-- Dataset extract --

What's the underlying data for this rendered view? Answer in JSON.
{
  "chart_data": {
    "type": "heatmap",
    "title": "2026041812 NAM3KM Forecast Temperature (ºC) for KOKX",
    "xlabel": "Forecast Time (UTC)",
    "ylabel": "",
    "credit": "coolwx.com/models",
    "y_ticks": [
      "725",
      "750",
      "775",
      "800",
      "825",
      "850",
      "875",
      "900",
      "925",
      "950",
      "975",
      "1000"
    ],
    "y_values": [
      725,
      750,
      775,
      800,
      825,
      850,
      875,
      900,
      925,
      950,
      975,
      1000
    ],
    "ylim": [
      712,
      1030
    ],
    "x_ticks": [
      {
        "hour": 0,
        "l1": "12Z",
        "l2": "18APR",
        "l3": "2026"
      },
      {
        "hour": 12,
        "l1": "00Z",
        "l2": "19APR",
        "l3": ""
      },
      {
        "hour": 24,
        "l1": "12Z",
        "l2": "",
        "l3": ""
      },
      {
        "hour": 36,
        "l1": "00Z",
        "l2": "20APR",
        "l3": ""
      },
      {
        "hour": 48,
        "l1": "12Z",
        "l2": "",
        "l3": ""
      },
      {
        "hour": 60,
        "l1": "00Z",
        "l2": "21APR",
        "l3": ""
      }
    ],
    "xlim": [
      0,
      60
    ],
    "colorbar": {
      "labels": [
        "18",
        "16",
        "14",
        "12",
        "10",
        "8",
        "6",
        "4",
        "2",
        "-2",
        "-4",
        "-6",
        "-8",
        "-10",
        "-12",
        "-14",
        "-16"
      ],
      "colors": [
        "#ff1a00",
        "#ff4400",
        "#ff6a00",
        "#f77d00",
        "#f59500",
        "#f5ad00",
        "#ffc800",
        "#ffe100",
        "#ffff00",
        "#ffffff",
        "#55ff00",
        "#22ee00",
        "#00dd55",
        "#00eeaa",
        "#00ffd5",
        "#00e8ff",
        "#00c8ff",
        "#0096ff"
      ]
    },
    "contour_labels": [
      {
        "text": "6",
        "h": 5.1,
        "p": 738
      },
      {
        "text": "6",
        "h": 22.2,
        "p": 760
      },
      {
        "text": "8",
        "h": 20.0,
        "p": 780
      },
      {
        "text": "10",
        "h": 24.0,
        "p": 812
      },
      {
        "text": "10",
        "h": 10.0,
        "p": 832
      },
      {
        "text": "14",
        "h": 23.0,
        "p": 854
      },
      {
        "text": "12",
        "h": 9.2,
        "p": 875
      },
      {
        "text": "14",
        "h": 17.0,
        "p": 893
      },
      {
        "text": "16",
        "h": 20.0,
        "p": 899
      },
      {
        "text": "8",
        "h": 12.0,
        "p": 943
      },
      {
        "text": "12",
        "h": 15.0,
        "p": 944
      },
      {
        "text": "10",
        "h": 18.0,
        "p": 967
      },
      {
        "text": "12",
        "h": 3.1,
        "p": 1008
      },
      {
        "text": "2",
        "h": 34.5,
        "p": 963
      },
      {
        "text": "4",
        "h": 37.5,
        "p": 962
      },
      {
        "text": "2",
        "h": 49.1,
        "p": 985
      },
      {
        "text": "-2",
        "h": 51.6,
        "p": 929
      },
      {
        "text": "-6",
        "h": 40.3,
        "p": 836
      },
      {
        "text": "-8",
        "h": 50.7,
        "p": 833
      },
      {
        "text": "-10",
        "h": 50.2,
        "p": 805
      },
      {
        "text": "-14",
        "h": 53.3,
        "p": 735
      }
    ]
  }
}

-- Goal --
Pick out the lines containing the string "Forecast".

-- Answer to the problem --
    "title": "2026041812 NAM3KM Forecast Temperature (ºC) for KOKX",
    "xlabel": "Forecast Time (UTC)",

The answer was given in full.